- [Data records]:
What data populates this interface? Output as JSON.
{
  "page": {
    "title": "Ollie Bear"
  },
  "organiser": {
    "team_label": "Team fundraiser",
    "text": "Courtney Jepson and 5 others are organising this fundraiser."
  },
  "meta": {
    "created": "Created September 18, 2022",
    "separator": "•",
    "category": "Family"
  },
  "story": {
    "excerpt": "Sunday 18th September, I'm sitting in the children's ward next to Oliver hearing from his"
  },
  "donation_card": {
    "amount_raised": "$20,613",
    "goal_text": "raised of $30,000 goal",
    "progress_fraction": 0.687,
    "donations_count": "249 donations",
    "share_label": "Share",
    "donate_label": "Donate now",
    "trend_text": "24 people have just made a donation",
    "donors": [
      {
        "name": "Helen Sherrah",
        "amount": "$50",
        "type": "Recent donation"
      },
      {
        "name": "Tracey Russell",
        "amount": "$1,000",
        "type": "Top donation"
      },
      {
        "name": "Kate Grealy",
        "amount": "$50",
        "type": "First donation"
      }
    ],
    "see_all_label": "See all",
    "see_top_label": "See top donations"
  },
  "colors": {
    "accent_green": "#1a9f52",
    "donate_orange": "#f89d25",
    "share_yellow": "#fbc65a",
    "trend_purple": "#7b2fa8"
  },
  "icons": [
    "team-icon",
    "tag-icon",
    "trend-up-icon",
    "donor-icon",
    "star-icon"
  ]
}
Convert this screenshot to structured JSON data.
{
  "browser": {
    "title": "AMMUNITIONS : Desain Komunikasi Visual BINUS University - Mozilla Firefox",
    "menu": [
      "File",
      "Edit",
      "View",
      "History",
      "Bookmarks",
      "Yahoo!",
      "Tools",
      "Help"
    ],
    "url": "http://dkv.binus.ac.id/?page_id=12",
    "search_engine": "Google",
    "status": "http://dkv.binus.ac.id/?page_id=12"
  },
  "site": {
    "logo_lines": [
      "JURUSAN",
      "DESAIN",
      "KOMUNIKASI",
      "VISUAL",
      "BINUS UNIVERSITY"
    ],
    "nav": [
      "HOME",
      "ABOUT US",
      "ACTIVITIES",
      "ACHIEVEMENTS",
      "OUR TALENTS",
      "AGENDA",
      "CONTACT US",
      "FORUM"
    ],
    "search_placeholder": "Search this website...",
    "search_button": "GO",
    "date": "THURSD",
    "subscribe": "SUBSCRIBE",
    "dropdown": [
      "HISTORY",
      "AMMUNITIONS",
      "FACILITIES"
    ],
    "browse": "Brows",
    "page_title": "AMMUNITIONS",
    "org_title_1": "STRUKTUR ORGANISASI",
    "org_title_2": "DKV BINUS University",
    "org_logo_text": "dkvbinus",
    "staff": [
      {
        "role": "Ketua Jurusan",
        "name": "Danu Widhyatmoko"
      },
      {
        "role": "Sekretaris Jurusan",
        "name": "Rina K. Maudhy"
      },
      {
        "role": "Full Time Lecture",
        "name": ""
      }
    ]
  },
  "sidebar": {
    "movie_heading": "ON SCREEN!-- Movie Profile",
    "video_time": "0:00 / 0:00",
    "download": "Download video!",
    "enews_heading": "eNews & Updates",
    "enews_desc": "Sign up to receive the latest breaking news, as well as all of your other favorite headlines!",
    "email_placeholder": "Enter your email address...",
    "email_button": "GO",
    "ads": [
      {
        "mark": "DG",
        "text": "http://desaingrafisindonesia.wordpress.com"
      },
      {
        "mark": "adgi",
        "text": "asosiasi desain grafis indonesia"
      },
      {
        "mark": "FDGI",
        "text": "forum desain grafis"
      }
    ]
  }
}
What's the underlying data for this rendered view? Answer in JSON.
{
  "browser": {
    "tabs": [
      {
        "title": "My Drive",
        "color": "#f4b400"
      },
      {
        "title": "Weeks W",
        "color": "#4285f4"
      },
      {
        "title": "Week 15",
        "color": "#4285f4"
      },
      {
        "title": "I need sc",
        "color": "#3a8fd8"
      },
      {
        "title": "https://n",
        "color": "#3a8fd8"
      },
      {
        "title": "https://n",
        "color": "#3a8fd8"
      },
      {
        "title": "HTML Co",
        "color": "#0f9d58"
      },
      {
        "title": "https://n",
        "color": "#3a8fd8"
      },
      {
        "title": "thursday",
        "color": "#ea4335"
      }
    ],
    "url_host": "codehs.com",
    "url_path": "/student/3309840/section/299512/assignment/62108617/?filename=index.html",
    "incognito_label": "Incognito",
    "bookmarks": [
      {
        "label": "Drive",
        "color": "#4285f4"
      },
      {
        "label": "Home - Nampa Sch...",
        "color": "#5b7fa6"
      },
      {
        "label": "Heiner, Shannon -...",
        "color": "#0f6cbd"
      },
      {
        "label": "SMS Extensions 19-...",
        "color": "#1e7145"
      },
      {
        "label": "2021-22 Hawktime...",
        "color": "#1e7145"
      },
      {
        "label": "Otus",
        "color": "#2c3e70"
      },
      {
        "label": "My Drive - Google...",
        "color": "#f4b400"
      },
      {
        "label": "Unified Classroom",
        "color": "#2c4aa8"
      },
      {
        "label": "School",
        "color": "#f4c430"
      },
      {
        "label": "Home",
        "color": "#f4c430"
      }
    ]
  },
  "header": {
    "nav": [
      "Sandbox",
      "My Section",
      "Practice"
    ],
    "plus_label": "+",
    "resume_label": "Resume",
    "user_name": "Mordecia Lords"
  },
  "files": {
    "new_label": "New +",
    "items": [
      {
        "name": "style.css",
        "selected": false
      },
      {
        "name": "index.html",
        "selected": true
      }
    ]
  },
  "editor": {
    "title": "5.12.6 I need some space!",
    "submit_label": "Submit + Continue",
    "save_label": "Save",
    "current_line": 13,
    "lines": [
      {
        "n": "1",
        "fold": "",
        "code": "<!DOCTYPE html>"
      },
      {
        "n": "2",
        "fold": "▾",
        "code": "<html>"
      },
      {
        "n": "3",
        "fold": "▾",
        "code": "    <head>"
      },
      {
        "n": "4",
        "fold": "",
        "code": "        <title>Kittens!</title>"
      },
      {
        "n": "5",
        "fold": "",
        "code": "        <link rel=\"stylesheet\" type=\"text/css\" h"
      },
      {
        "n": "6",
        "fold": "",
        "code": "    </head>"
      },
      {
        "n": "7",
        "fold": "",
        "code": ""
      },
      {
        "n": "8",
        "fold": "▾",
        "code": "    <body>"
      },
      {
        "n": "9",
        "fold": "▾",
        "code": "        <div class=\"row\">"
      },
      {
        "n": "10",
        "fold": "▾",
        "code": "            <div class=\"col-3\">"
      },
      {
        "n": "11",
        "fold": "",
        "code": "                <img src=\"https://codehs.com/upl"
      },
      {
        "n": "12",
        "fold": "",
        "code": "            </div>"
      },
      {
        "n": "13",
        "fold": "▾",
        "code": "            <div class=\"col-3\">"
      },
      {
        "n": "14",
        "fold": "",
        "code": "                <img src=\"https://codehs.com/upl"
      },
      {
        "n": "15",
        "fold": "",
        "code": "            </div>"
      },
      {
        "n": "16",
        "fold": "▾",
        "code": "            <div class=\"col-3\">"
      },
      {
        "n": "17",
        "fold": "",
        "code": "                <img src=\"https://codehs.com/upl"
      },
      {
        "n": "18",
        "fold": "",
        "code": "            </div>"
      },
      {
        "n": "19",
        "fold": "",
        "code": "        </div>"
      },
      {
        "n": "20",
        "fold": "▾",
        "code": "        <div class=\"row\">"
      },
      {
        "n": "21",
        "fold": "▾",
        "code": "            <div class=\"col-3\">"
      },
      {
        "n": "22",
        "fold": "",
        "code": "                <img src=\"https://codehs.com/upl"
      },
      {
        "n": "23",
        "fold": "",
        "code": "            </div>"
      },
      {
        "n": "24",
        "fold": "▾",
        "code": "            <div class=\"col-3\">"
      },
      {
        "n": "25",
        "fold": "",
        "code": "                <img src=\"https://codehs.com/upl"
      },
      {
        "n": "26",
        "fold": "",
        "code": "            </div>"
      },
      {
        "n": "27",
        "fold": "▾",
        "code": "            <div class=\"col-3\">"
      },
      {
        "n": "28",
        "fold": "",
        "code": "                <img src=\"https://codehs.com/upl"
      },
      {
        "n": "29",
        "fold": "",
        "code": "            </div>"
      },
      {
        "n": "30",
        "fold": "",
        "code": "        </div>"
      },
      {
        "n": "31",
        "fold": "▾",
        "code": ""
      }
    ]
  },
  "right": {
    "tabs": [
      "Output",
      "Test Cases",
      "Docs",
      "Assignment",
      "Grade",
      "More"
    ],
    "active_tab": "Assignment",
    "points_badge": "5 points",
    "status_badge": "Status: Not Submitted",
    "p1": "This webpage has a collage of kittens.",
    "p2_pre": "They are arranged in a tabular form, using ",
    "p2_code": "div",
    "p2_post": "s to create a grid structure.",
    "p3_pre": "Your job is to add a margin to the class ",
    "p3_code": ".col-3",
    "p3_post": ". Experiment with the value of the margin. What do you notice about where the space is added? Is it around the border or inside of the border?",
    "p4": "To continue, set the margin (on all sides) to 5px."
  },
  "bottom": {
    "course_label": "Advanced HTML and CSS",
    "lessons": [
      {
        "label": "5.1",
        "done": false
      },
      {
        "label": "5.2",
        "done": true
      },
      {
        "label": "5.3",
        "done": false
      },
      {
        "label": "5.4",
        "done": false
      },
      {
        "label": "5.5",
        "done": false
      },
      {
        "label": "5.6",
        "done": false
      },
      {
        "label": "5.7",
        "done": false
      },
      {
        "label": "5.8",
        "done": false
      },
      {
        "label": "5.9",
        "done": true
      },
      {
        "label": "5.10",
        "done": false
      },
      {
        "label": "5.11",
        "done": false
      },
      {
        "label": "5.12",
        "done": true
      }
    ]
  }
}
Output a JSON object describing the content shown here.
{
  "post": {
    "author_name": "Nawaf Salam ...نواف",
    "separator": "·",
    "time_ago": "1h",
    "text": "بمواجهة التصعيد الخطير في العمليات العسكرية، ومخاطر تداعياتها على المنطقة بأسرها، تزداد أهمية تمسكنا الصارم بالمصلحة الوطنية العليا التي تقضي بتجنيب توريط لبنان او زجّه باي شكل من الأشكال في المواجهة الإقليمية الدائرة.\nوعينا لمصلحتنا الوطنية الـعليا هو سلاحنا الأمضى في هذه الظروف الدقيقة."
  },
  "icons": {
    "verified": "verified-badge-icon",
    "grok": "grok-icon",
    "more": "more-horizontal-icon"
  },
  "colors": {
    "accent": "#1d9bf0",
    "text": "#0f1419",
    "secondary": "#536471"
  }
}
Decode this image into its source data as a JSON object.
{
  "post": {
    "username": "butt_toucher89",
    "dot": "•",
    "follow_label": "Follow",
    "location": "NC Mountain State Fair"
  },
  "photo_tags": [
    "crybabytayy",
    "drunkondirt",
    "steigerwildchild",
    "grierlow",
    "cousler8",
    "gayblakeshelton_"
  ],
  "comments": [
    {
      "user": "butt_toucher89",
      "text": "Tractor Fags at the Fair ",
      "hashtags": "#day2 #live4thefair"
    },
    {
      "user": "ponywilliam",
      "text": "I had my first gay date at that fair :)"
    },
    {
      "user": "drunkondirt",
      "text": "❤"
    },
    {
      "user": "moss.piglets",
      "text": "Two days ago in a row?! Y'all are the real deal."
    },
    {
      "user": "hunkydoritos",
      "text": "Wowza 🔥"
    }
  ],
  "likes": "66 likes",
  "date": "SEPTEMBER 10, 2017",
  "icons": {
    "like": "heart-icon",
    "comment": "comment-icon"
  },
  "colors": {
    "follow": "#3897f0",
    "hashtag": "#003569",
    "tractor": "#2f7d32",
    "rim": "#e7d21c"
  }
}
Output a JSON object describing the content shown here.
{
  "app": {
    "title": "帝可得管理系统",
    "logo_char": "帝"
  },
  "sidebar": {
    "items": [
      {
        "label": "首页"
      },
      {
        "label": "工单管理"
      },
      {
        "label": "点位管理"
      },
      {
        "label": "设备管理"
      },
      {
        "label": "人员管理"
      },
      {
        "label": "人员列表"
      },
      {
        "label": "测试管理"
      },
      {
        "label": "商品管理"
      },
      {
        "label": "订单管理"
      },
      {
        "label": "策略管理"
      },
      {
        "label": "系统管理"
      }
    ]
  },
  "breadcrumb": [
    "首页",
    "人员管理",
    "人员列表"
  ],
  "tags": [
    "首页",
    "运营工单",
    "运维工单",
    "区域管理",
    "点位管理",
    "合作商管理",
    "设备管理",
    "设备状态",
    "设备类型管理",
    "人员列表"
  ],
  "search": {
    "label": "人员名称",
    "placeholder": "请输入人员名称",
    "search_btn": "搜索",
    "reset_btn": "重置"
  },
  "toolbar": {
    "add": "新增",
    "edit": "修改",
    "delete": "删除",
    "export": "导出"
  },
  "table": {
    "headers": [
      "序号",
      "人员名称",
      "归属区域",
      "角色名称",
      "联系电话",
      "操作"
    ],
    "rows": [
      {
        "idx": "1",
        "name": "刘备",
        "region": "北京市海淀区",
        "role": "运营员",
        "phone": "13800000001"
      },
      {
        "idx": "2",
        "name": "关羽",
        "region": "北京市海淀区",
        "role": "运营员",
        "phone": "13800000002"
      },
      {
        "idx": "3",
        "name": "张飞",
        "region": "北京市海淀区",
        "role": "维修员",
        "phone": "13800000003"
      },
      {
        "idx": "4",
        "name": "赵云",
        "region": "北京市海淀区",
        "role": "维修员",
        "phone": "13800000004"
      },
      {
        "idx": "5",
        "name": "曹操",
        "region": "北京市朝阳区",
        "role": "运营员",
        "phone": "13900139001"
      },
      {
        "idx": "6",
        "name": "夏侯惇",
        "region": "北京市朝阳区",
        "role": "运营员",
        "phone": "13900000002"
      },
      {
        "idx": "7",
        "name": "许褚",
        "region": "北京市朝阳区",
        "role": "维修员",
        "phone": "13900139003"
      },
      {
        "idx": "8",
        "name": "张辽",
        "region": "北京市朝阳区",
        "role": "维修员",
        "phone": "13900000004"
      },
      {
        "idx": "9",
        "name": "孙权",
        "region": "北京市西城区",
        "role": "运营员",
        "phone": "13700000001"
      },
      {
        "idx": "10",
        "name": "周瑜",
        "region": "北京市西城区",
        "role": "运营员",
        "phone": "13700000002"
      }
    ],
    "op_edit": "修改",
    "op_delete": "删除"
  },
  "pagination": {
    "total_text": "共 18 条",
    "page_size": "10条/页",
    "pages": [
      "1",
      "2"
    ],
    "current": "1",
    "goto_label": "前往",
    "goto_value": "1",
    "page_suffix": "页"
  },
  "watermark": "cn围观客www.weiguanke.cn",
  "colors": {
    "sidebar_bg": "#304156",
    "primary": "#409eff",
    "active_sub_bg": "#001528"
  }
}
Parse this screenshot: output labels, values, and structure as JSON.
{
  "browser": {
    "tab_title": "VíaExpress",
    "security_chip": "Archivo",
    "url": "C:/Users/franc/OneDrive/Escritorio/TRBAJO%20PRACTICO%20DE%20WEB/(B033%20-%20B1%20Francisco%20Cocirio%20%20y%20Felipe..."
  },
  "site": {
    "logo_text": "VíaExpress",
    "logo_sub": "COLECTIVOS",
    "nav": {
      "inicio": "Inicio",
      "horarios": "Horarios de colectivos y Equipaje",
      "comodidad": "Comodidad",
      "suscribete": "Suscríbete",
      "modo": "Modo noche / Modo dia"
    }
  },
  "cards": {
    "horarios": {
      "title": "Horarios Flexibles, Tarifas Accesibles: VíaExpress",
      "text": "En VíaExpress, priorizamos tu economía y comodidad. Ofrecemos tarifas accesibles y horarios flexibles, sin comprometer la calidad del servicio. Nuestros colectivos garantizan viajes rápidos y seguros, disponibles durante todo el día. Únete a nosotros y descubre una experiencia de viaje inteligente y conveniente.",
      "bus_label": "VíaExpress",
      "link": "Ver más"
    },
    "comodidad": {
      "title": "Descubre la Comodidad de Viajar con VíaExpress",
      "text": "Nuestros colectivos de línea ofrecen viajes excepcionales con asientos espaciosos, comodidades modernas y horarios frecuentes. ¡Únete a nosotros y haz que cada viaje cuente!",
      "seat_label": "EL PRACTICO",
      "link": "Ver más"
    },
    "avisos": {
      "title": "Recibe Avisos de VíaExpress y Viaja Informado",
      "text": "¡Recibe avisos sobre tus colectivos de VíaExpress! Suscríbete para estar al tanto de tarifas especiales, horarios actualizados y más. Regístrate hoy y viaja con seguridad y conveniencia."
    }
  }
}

- [Task description]:
Only the number is wanted: how many lines in the entries above contain the string "viajes"?

- [The result]:
2